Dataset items
* START *

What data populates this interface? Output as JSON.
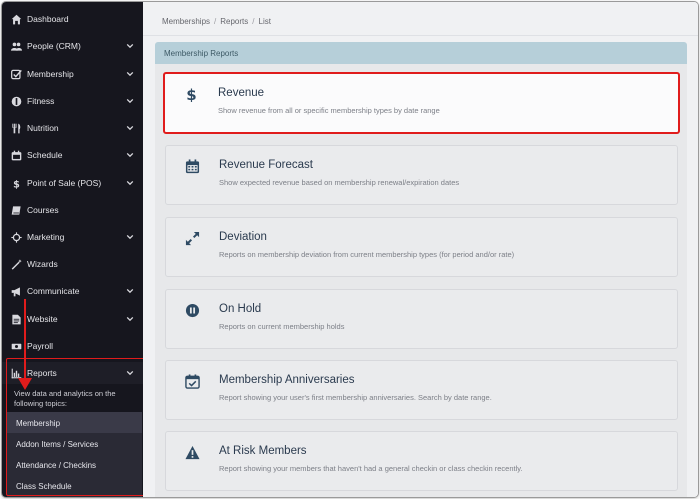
{
  "sidebar": {
    "items": [
      {
        "label": "Dashboard",
        "icon": "home-icon",
        "chevron": false
      },
      {
        "label": "People (CRM)",
        "icon": "users-icon",
        "chevron": true
      },
      {
        "label": "Membership",
        "icon": "check-square-icon",
        "chevron": true
      },
      {
        "label": "Fitness",
        "icon": "fitness-icon",
        "chevron": true
      },
      {
        "label": "Nutrition",
        "icon": "utensils-icon",
        "chevron": true
      },
      {
        "label": "Schedule",
        "icon": "calendar-icon",
        "chevron": true
      },
      {
        "label": "Point of Sale (POS)",
        "icon": "dollar-icon",
        "chevron": true
      },
      {
        "label": "Courses",
        "icon": "book-icon",
        "chevron": false
      },
      {
        "label": "Marketing",
        "icon": "crosshair-icon",
        "chevron": true
      },
      {
        "label": "Wizards",
        "icon": "magic-wand-icon",
        "chevron": false
      },
      {
        "label": "Communicate",
        "icon": "megaphone-icon",
        "chevron": true
      },
      {
        "label": "Website",
        "icon": "file-icon",
        "chevron": true
      },
      {
        "label": "Payroll",
        "icon": "money-icon",
        "chevron": false
      }
    ],
    "reports": {
      "label": "Reports",
      "icon": "bar-chart-icon",
      "description": "View data and analytics on the following topics:",
      "submenu": [
        "Membership",
        "Addon Items / Services",
        "Attendance / Checkins",
        "Class Schedule"
      ],
      "active_submenu": "Membership"
    }
  },
  "breadcrumb": [
    "Memberships",
    "Reports",
    "List"
  ],
  "panel": {
    "title": "Membership Reports",
    "cards": [
      {
        "title": "Revenue",
        "description": "Show revenue from all or specific membership types by date range",
        "icon": "dollar-icon",
        "highlighted": true
      },
      {
        "title": "Revenue Forecast",
        "description": "Show expected revenue based on membership renewal/expiration dates",
        "icon": "calendar-grid-icon",
        "highlighted": false
      },
      {
        "title": "Deviation",
        "description": "Reports on membership deviation from current membership types (for period and/or rate)",
        "icon": "expand-arrows-icon",
        "highlighted": false
      },
      {
        "title": "On Hold",
        "description": "Reports on current membership holds",
        "icon": "pause-circle-icon",
        "highlighted": false
      },
      {
        "title": "Membership Anniversaries",
        "description": "Report showing your user's first membership anniversaries. Search by date range.",
        "icon": "calendar-check-icon",
        "highlighted": false
      },
      {
        "title": "At Risk Members",
        "description": "Report showing your members that haven't had a general checkin or class checkin recently.",
        "icon": "warning-icon",
        "highlighted": false
      }
    ]
  },
  "colors": {
    "sidebar_bg": "#16161e",
    "panel_header": "#b6cfd9",
    "annotation_red": "#e01c1c",
    "card_icon": "#2e4a63"
  }
}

* END *

**Set exercise**
Extract the text of all the records above verbatim, excluding pictures.

**Reply**
What data populates this interface? Output as JSON.
{
  "sidebar": {
    "items": [
      {
        "label": "Dashboard",
        "icon": "home-icon",
        "chevron": false
      },
      {
        "label": "People (CRM)",
        "icon": "users-icon",
        "chevron": true
      },
      {
        "label": "Membership",
        "icon": "check-square-icon",
        "chevron": true
      },
      {
        "label": "Fitness",
        "icon": "fitness-icon",
        "chevron": true
      },
      {
        "label": "Nutrition",
        "icon": "utensils-icon",
        "chevron": true
      },
      {
        "label": "Schedule",
        "icon": "calendar-icon",
        "chevron": true
      },
      {
        "label": "Point of Sale (POS)",
        "icon": "dollar-icon",
        "chevron": true
      },
      {
        "label": "Courses",
        "icon": "book-icon",
        "chevron": false
      },
      {
        "label": "Marketing",
        "icon": "crosshair-icon",
        "chevron": true
      },
      {
        "label": "Wizards",
        "icon": "magic-wand-icon",
        "chevron": false
      },
      {
        "label": "Communicate",
        "icon": "megaphone-icon",
        "chevron": true
      },
      {
        "label": "Website",
        "icon": "file-icon",
        "chevron": true
      },
      {
        "label": "Payroll",
        "icon": "money-icon",
        "chevron": false
      }
    ],
    "reports": {
      "label": "Reports",
      "icon": "bar-chart-icon",
      "description": "View data and analytics on the following topics:",
      "submenu": [
        "Membership",
        "Addon Items / Services",
        "Attendance / Checkins",
        "Class Schedule"
      ],
      "active_submenu": "Membership"
    }
  },
  "breadcrumb": [
    "Memberships",
    "Reports",
    "List"
  ],
  "panel": {
    "title": "Membership Reports",
    "cards": [
      {
        "title": "Revenue",
        "description": "Show revenue from all or specific membership types by date range",
        "icon": "dollar-icon",
        "highlighted": true
      },
      {
        "title": "Revenue Forecast",
        "description": "Show expected revenue based on membership renewal/expiration dates",
        "icon": "calendar-grid-icon",
        "highlighted": false
      },
      {
        "title": "Deviation",
        "description": "Reports on membership deviation from current membership types (for period and/or rate)",
        "icon": "expand-arrows-icon",
        "highlighted": false
      },
      {
        "title": "On Hold",
        "description": "Reports on current membership holds",
        "icon": "pause-circle-icon",
        "highlighted": false
      },
      {
        "title": "Membership Anniversaries",
        "description": "Report showing your user's first membership anniversaries. Search by date range.",
        "icon": "calendar-check-icon",
        "highlighted": false
      },
      {
        "title": "At Risk Members",
        "description": "Report showing your members that haven't had a general checkin or class checkin recently.",
        "icon": "warning-icon",
        "highlighted": false
      }
    ]
  },
  "colors": {
    "sidebar_bg": "#16161e",
    "panel_header": "#b6cfd9",
    "annotation_red": "#e01c1c",
    "card_icon": "#2e4a63"
  }
}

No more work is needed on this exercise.